**** WORKING DATA ****

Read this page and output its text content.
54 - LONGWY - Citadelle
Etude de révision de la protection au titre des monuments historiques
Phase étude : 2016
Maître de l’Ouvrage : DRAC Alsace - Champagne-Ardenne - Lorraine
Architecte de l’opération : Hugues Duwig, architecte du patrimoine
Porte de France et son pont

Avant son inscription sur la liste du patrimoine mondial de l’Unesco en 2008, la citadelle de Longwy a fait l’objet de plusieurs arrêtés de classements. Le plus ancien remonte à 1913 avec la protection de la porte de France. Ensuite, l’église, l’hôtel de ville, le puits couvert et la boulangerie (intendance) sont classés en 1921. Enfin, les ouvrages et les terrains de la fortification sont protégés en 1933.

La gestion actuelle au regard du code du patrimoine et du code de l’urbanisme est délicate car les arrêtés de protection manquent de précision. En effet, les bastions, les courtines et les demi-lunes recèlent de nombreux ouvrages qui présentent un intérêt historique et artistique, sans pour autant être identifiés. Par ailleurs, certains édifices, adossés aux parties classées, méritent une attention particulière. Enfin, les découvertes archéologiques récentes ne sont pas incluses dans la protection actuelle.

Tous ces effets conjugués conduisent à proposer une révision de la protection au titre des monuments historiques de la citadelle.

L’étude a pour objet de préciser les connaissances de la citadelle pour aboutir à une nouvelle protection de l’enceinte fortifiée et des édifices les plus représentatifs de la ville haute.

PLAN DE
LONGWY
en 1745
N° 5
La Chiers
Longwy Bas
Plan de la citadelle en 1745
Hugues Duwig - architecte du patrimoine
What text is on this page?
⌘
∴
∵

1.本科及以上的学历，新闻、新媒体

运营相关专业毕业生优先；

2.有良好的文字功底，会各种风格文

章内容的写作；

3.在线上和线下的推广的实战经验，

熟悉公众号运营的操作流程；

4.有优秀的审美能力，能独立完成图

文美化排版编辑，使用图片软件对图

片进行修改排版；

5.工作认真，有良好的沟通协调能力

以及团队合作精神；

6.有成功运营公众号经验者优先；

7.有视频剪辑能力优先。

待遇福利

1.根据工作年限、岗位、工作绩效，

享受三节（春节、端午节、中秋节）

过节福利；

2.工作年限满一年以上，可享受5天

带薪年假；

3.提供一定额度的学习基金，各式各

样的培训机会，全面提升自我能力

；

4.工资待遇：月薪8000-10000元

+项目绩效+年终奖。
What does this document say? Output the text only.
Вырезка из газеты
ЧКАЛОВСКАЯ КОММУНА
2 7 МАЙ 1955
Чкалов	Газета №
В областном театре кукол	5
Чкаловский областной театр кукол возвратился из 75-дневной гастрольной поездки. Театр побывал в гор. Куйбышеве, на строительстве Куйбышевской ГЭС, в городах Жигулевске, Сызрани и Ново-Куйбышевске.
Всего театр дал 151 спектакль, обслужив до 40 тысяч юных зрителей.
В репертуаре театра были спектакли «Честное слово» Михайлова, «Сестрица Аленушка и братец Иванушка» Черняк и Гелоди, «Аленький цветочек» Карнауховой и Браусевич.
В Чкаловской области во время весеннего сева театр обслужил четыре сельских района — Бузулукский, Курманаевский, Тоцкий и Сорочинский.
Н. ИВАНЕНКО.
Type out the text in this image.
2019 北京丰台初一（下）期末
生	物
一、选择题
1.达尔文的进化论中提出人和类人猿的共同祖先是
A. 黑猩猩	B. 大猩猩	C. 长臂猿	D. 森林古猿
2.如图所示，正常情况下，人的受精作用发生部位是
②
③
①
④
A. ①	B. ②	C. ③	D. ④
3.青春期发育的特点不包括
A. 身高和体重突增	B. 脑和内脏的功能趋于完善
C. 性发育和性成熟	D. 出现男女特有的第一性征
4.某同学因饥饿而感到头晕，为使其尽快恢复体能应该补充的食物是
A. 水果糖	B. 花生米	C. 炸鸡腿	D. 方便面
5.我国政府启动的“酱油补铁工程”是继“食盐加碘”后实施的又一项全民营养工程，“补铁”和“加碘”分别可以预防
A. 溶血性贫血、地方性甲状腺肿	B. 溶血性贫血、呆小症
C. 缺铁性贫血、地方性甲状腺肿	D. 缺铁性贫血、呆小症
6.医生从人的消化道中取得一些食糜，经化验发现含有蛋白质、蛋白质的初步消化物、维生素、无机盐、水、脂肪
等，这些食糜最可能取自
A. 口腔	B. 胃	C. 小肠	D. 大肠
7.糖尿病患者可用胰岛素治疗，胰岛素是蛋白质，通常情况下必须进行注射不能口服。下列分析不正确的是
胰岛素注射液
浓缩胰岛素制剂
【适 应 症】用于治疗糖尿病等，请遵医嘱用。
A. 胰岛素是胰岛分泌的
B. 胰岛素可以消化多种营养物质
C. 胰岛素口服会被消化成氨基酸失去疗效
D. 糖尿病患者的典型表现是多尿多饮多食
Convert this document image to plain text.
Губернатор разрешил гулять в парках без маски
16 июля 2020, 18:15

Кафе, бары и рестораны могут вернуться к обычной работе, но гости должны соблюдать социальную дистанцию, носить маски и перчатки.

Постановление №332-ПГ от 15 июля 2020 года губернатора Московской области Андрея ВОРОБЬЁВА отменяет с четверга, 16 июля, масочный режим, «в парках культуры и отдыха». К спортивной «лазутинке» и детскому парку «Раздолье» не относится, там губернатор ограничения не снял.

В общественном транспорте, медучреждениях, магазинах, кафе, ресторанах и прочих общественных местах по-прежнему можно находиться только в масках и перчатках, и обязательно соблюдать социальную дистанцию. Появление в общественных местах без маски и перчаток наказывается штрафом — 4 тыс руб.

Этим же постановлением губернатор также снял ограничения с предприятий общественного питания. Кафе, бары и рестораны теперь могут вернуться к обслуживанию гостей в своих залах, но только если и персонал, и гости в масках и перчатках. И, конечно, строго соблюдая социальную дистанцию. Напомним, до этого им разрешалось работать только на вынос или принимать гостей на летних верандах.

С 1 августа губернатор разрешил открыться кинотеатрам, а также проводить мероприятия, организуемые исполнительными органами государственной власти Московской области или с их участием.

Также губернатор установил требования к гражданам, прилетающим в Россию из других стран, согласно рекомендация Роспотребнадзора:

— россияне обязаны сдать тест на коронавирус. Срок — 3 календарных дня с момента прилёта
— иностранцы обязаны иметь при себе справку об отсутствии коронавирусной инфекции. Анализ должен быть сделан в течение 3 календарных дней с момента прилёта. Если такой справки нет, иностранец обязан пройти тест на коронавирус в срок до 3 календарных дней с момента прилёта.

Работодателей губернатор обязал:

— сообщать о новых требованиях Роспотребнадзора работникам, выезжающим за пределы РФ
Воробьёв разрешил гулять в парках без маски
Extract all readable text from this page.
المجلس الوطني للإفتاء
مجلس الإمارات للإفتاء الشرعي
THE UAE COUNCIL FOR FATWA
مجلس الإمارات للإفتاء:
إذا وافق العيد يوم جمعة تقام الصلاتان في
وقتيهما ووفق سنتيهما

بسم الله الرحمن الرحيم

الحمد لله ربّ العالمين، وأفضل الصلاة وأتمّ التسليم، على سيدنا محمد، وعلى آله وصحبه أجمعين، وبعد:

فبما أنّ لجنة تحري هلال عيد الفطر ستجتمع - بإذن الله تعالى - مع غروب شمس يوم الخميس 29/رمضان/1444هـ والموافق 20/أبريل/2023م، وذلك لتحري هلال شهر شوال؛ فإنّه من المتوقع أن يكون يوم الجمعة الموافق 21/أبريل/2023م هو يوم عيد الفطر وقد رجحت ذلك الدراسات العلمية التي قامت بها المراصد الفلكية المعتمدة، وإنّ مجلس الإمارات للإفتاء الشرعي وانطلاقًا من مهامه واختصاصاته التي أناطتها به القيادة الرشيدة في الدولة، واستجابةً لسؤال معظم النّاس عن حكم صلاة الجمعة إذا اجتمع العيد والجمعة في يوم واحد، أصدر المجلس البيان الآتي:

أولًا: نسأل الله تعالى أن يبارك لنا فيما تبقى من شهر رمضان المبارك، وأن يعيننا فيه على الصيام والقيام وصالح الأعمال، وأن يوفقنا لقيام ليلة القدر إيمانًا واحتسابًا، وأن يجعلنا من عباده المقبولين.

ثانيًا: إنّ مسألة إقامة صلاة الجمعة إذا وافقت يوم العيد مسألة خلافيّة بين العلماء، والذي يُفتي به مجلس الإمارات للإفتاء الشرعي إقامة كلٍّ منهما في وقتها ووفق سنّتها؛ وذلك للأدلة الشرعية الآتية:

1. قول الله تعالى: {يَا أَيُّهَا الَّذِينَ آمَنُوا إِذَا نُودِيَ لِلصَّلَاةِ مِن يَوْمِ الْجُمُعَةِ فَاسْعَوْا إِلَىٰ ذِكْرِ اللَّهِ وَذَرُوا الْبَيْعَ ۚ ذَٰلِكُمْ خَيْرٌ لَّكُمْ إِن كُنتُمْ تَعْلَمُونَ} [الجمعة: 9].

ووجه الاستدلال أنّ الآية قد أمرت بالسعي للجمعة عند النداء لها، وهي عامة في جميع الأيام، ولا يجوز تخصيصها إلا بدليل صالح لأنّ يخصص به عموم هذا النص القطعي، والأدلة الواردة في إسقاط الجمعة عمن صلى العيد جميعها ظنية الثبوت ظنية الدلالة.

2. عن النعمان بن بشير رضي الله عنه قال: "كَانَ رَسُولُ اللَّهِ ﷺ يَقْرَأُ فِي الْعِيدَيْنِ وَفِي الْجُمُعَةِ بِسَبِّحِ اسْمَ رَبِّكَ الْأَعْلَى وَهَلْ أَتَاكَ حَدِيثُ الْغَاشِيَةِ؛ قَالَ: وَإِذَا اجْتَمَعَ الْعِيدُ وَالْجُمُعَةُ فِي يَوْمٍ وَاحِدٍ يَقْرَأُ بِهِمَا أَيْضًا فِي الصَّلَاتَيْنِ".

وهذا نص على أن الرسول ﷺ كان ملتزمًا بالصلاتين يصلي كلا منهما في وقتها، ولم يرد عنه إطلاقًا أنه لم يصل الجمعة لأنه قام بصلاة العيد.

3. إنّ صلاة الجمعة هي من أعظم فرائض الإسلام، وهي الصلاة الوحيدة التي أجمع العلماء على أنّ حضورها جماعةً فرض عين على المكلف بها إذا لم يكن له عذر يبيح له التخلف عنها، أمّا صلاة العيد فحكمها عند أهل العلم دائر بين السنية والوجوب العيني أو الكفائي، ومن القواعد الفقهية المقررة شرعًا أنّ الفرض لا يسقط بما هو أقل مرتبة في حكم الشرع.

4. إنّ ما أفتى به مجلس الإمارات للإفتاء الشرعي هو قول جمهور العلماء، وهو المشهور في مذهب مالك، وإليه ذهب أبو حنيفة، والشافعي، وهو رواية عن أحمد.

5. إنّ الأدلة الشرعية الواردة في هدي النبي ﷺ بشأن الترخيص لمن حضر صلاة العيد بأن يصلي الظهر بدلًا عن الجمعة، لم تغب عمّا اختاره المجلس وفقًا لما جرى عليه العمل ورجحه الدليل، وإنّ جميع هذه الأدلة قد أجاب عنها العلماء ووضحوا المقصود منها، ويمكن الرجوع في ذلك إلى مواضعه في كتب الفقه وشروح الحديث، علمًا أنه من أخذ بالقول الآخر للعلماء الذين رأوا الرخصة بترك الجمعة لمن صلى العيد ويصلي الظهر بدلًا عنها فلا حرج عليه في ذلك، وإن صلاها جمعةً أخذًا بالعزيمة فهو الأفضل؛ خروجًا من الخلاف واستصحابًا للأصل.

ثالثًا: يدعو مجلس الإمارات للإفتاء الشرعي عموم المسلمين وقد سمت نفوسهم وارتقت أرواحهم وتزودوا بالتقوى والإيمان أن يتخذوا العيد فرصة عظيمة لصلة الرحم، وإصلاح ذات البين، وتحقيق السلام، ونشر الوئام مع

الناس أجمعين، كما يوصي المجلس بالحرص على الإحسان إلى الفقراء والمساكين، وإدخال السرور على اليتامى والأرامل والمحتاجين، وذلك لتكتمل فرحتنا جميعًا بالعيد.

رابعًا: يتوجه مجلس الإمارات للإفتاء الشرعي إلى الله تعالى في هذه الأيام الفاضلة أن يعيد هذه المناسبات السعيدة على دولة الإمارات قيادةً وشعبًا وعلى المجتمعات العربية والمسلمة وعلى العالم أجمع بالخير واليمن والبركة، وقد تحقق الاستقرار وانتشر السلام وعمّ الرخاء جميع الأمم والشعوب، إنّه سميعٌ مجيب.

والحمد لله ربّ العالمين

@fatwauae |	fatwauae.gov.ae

****

# THE REQUEST:
All lines holding the word "منهما" should be picked out and copied.

# ANSWER TO THIS TASK:
ثانيًا: إنّ مسألة إقامة صلاة الجمعة إذا وافقت يوم العيد مسألة خلافيّة بين العلماء، والذي يُفتي به مجلس الإمارات للإفتاء الشرعي إقامة كلٍّ منهما في وقتها ووفق سنّتها؛ وذلك للأدلة الشرعية الآتية:
وهذا نص على أن الرسول ﷺ كان ملتزمًا بالصلاتين يصلي كلا منهما في وقتها، ولم يرد عنه إطلاقًا أنه لم يصل الجمعة لأنه قام بصلاة العيد.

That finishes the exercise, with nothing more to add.